• Brief 1: Copy word for word the passage of the Adria Wilson career profile below, starting at "Adria Wilson earned" and ending at "of renewable energy technologies.".
• Brief 2: Extend the Adria Wilson career profile below, picking up right after its final line.

• Document segment:
•••••
Adria Wilson earned her Ph.D. in Chemistry, developing model nanoparticle catalysts with applications for renewable energy technologies. After graduation she was selected as a AAAS Science & Technology Policy Fellow and worked in a U.S. Senator’s office on public policy issues related to renewable energy and the environment. She then obtained a fellowship through the Oak Ridge Institute of Science and Education working on fuel cell technologies in the Department of Energy (DOE). She is now a Technology Manager for DOE, where she develops programs and manages applied research and development projects that advance fuel cell technologies. The primary goal behind her education and career path has been to increase the availability and accessibility of renewable energy technologies.
What career plans did you have in mind at the beginning of graduate school, and did these change during your time at Duke?
•••••
• Record excerpts:

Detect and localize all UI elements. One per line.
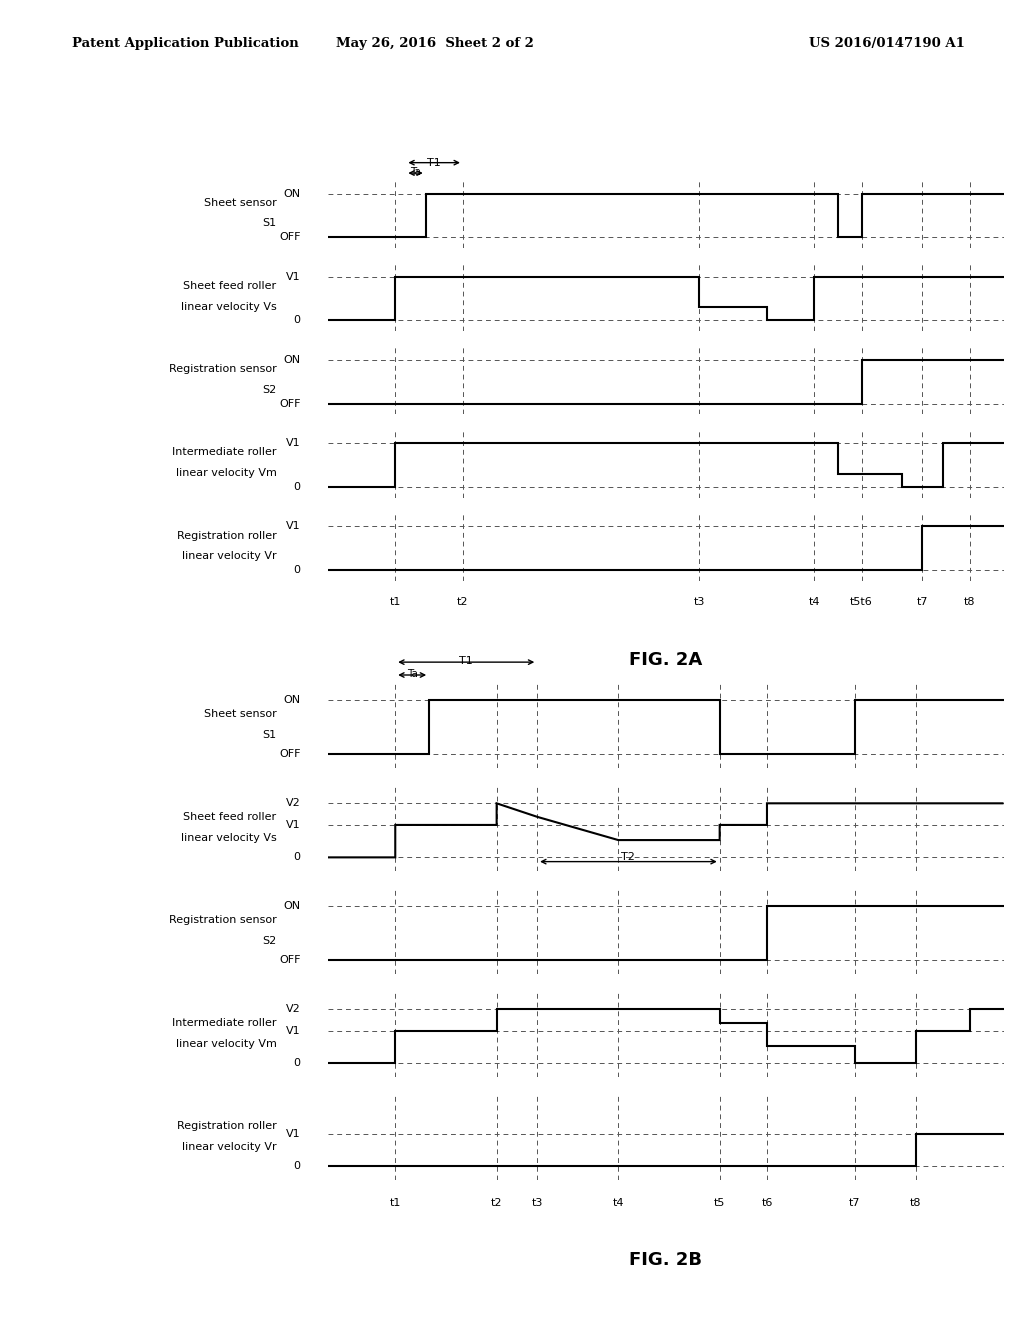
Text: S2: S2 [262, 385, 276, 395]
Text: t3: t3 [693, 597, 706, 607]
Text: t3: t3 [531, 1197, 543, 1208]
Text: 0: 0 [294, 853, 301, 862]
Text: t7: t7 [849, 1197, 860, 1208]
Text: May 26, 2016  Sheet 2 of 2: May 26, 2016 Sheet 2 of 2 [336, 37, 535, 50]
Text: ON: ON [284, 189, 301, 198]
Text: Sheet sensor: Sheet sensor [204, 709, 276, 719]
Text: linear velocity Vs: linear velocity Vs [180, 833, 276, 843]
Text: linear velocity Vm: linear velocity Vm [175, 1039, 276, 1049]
•••••
• Task result 1:
Adria Wilson earned her Ph.D. in Chemistry, developing model nanoparticle catalysts with applications for renewable energy technologies. After graduation she was selected as a AAAS Science & Technology Policy Fellow and worked in a U.S. Senator’s office on public policy issues related to renewable energy and the environment. She then obtained a fellowship through the Oak Ridge Institute of Science and Education working on fuel cell technologies in the Department of Energy (DOE). She is now a Technology Manager for DOE, where she develops programs and manages applied research and development projects that advance fuel cell technologies. The primary goal behind her education and career path has been to increase the availability and accessibility of renewable energy technologies.

• Task result 2:
When I began graduate school, I had just earned my bachelor’s degree from Drexel University in Chemistry with a minor in Political Science. From that experience I had gained a strong sense of the implications science and policy could have on one another, and I ultimately wanted to advance renewable energy technologies to mitigate climate change. During my first few years at Duke, I spent time talking to people to find out if there was a certificate program related to technologies and policy that I could pursue. As my interest in science policy became known, a fifth-year graduate student told me about the AAAS Science & Technology Policy fellowship program for Ph.D. scientists, and, after learning more about that the program, I set out to make myself the best candidate for this fellowship during graduate school. My career plans in graduate school were not extremely specific, but I had a very powerful and unwavering drive to advance and promote renewable energy technologies using my scientific expertise.
Read more about Adria, including how her career plans at Duke changed, and how her Duke education helped her prepare for her current position, in her Alumni Profile, written by Ecology Ph.D. student Sarah Loftus.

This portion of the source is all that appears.